** Start RECORDS FOR PROCESSING **

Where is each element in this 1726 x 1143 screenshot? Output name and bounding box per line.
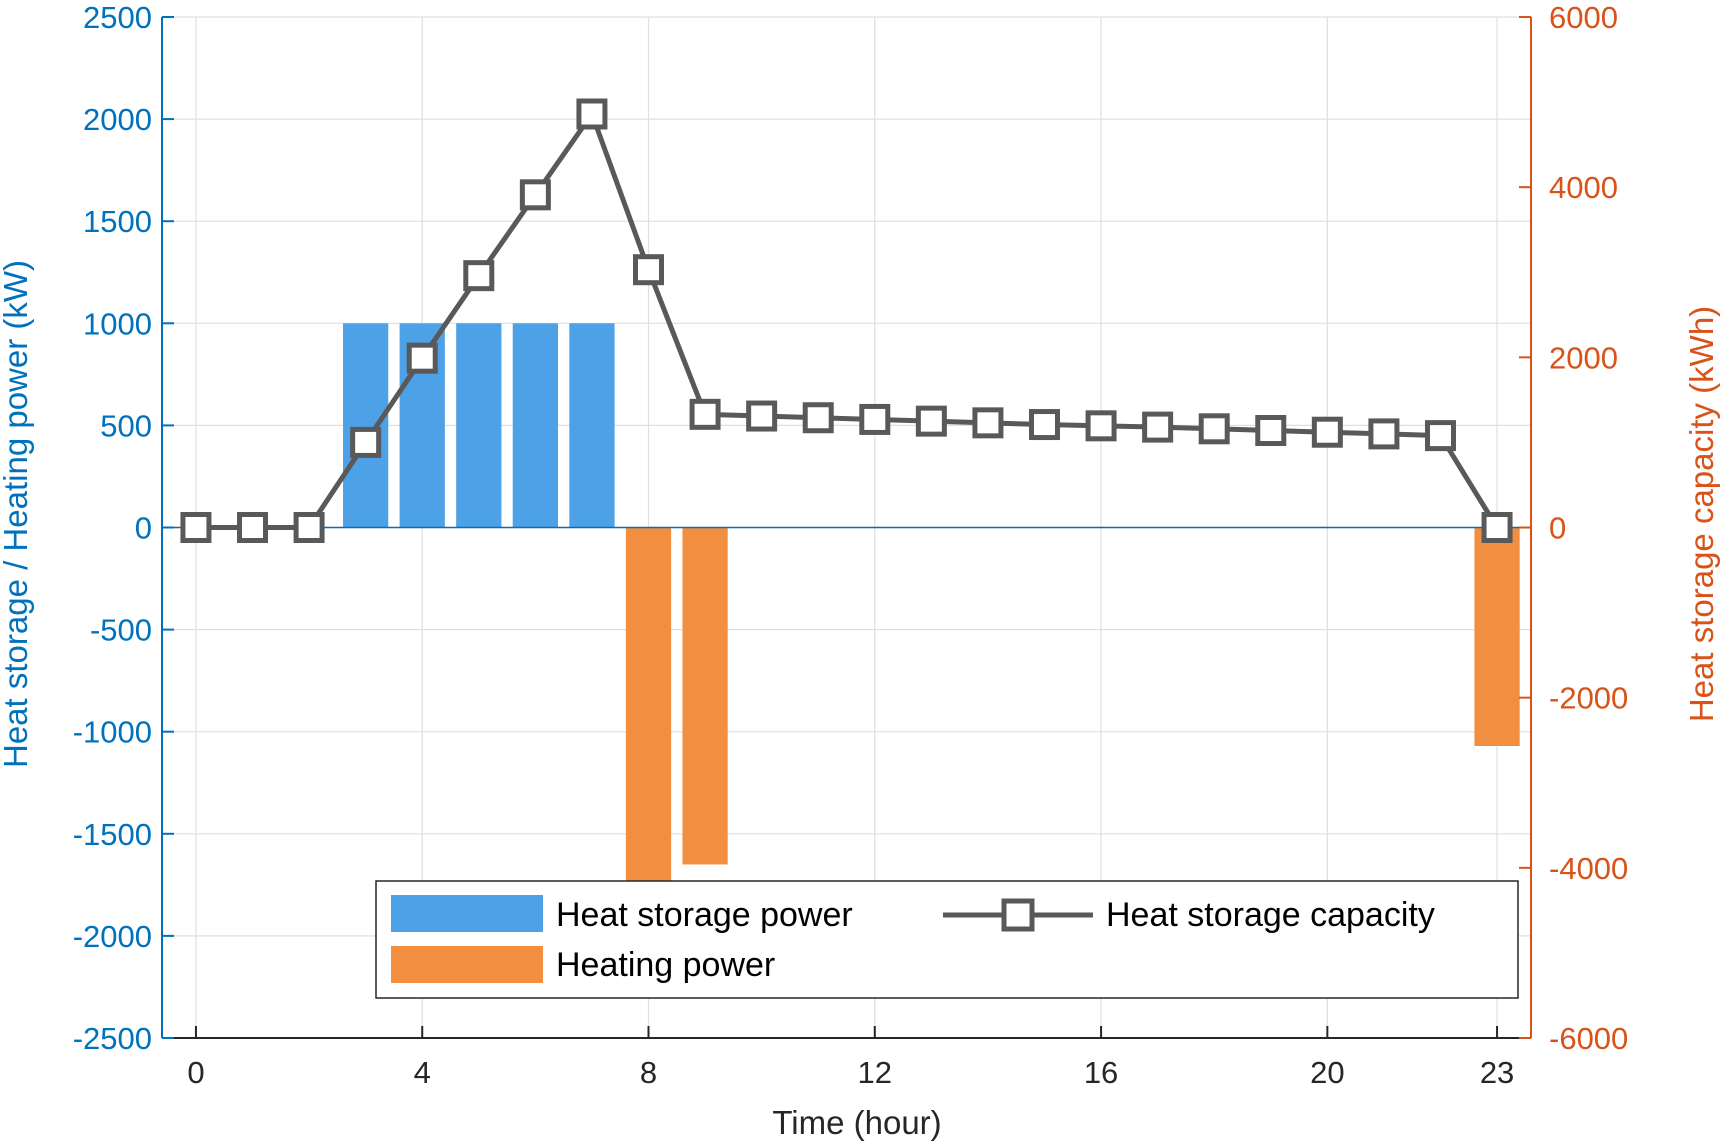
heat-storage-capacity-marker — [915, 405, 947, 437]
heat-storage-capacity-marker — [1142, 411, 1174, 443]
heating-power-bar — [1474, 527, 1520, 746]
heat-storage-capacity-marker — [463, 260, 495, 292]
heat-storage-capacity-marker — [746, 400, 778, 432]
left-y-tick-label: -2500 — [73, 1021, 152, 1056]
heat-storage-capacity-marker — [1311, 416, 1343, 448]
left-y-tick-label: 500 — [100, 408, 152, 443]
legend-label-heat-storage-power: Heat storage power — [556, 896, 853, 934]
x-tick-label: 0 — [187, 1055, 204, 1090]
legend: Heat storage power Heating power Heat st… — [375, 880, 1519, 999]
right-y-axis-label: Heat storage capacity (kWh) — [1683, 306, 1720, 722]
heat-storage-capacity-marker — [859, 403, 891, 435]
heat-storage-capacity-marker — [237, 512, 269, 543]
heat-storage-capacity-marker — [293, 512, 325, 543]
left-y-tick-label: 0 — [135, 511, 152, 546]
legend-box — [375, 880, 1519, 999]
left-y-axis-label: Heat storage / Heating power (kW) — [0, 260, 34, 768]
heating-power-bar — [625, 527, 672, 881]
left-y-tick-label: 1000 — [83, 306, 152, 341]
heat-storage-capacity-marker — [633, 254, 665, 286]
right-y-tick-label: 4000 — [1549, 170, 1618, 205]
right-y-tick-label: -4000 — [1549, 851, 1628, 886]
heat-storage-capacity-marker — [1028, 409, 1060, 441]
right-y-tick-label: 2000 — [1549, 340, 1618, 375]
heat-storage-capacity-marker — [689, 398, 721, 430]
x-tick-label: 12 — [858, 1055, 892, 1090]
right-y-tick-label: -2000 — [1549, 681, 1628, 716]
tick-labels: 25002000150010005000-500-1000-1500-2000-… — [73, 0, 1629, 1090]
right-y-tick-label: -6000 — [1549, 1021, 1628, 1056]
heat-storage-capacity-marker — [1368, 418, 1400, 450]
heat-storage-capacity-marker — [576, 98, 608, 130]
legend-marker-square — [1001, 898, 1035, 932]
heat-storage-capacity-marker — [180, 512, 212, 543]
heating-power-bar — [682, 527, 728, 865]
grid-lines — [162, 16, 1531, 1039]
x-tick-label: 23 — [1480, 1055, 1514, 1090]
heat-storage-power-bar — [512, 323, 558, 528]
left-y-tick-label: -500 — [90, 613, 152, 648]
legend-label-heating-power: Heating power — [556, 946, 775, 984]
axes — [161, 16, 1532, 1039]
heat-storage-capacity-marker — [1255, 415, 1287, 447]
left-y-tick-label: 2500 — [83, 0, 152, 35]
heat-storage-power-bar — [456, 323, 502, 528]
legend-swatch-heat-storage-power — [391, 895, 543, 932]
heat-storage-capacity-marker — [350, 426, 382, 458]
legend-label-heat-storage-capacity: Heat storage capacity — [1106, 896, 1435, 934]
legend-swatch-heating-power — [391, 946, 543, 983]
heat-storage-capacity-marker — [1481, 512, 1513, 543]
heat-storage-capacity-marker — [1085, 410, 1117, 442]
right-y-tick-label: 0 — [1549, 511, 1566, 546]
x-tick-label: 16 — [1084, 1055, 1118, 1090]
bar-series — [343, 323, 1520, 881]
x-tick-label: 4 — [414, 1055, 431, 1090]
heat-storage-capacity-marker — [802, 402, 834, 434]
line-series — [180, 98, 1513, 543]
heat-storage-capacity-marker — [519, 179, 551, 211]
left-y-tick-label: -1000 — [73, 715, 152, 750]
left-y-tick-label: 2000 — [83, 102, 152, 137]
left-y-tick-label: 1500 — [83, 204, 152, 239]
heat-storage-power-bar — [343, 323, 389, 528]
heat-storage-capacity-marker — [406, 342, 438, 374]
x-tick-label: 20 — [1310, 1055, 1344, 1090]
heat-storage-capacity-marker — [972, 407, 1004, 439]
x-tick-label: 8 — [640, 1055, 657, 1090]
left-y-tick-label: -2000 — [73, 919, 152, 954]
heat-storage-power-bar — [569, 323, 615, 528]
heat-storage-capacity-marker — [1198, 413, 1230, 445]
x-axis-label: Time (hour) — [772, 1104, 941, 1141]
heat-storage-capacity-marker — [1424, 420, 1456, 452]
right-y-tick-label: 6000 — [1549, 0, 1618, 35]
left-y-tick-label: -1500 — [73, 817, 152, 852]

** End RECORDS FOR PROCESSING **

Reproduce every line of the item above verbatim, but omit the picture.

Where is each element in this 1726 x 1143 screenshot? Output name and bounding box per line.
heat-storage-capacity-marker — [915, 405, 947, 437]
heat-storage-capacity-marker — [1142, 411, 1174, 443]
heating-power-bar — [1474, 527, 1520, 746]
heat-storage-capacity-marker — [463, 260, 495, 292]
heat-storage-capacity-marker — [746, 400, 778, 432]
left-y-tick-label: -2500 — [73, 1021, 152, 1056]
heat-storage-capacity-marker — [1311, 416, 1343, 448]
left-y-tick-label: 500 — [100, 408, 152, 443]
legend-label-heat-storage-power: Heat storage power — [556, 896, 853, 934]
x-tick-label: 0 — [187, 1055, 204, 1090]
legend: Heat storage power Heating power Heat st… — [375, 880, 1519, 999]
right-y-axis-label: Heat storage capacity (kWh) — [1683, 306, 1720, 722]
heat-storage-capacity-marker — [859, 403, 891, 435]
heat-storage-capacity-marker — [237, 512, 269, 543]
heat-storage-capacity-marker — [293, 512, 325, 543]
left-y-tick-label: 0 — [135, 511, 152, 546]
legend-box — [375, 880, 1519, 999]
left-y-axis-label: Heat storage / Heating power (kW) — [0, 260, 34, 768]
heating-power-bar — [625, 527, 672, 881]
left-y-tick-label: 1000 — [83, 306, 152, 341]
heat-storage-capacity-marker — [633, 254, 665, 286]
right-y-tick-label: 4000 — [1549, 170, 1618, 205]
right-y-tick-label: -4000 — [1549, 851, 1628, 886]
heat-storage-capacity-marker — [1028, 409, 1060, 441]
right-y-tick-label: 2000 — [1549, 340, 1618, 375]
heat-storage-capacity-marker — [689, 398, 721, 430]
x-tick-label: 12 — [858, 1055, 892, 1090]
right-y-tick-label: -2000 — [1549, 681, 1628, 716]
tick-labels: 25002000150010005000-500-1000-1500-2000-… — [73, 0, 1629, 1090]
right-y-tick-label: -6000 — [1549, 1021, 1628, 1056]
heat-storage-capacity-marker — [1368, 418, 1400, 450]
heat-storage-capacity-marker — [576, 98, 608, 130]
legend-marker-square — [1001, 898, 1035, 932]
heat-storage-capacity-marker — [180, 512, 212, 543]
heating-power-bar — [682, 527, 728, 865]
grid-lines — [162, 16, 1531, 1039]
x-tick-label: 23 — [1480, 1055, 1514, 1090]
heat-storage-power-bar — [512, 323, 558, 528]
left-y-tick-label: -500 — [90, 613, 152, 648]
legend-label-heating-power: Heating power — [556, 946, 775, 984]
axes — [161, 16, 1532, 1039]
heat-storage-capacity-marker — [1255, 415, 1287, 447]
left-y-tick-label: 2500 — [83, 0, 152, 35]
heat-storage-power-bar — [456, 323, 502, 528]
legend-swatch-heat-storage-power — [391, 895, 543, 932]
heat-storage-capacity-marker — [350, 426, 382, 458]
legend-label-heat-storage-capacity: Heat storage capacity — [1106, 896, 1435, 934]
legend-swatch-heating-power — [391, 946, 543, 983]
heat-storage-capacity-marker — [1481, 512, 1513, 543]
heat-storage-capacity-marker — [1085, 410, 1117, 442]
right-y-tick-label: 0 — [1549, 511, 1566, 546]
x-tick-label: 16 — [1084, 1055, 1118, 1090]
bar-series — [343, 323, 1520, 881]
x-tick-label: 4 — [414, 1055, 431, 1090]
heat-storage-capacity-marker — [802, 402, 834, 434]
line-series — [180, 98, 1513, 543]
heat-storage-capacity-marker — [519, 179, 551, 211]
left-y-tick-label: -1000 — [73, 715, 152, 750]
left-y-tick-label: 2000 — [83, 102, 152, 137]
left-y-tick-label: 1500 — [83, 204, 152, 239]
heat-storage-power-bar — [343, 323, 389, 528]
heat-storage-capacity-marker — [406, 342, 438, 374]
x-tick-label: 20 — [1310, 1055, 1344, 1090]
heat-storage-capacity-marker — [972, 407, 1004, 439]
x-tick-label: 8 — [640, 1055, 657, 1090]
left-y-tick-label: -2000 — [73, 919, 152, 954]
heat-storage-power-bar — [569, 323, 615, 528]
heat-storage-capacity-marker — [1198, 413, 1230, 445]
x-axis-label: Time (hour) — [772, 1104, 941, 1141]
heat-storage-capacity-marker — [1424, 420, 1456, 452]
right-y-tick-label: 6000 — [1549, 0, 1618, 35]
left-y-tick-label: -1500 — [73, 817, 152, 852]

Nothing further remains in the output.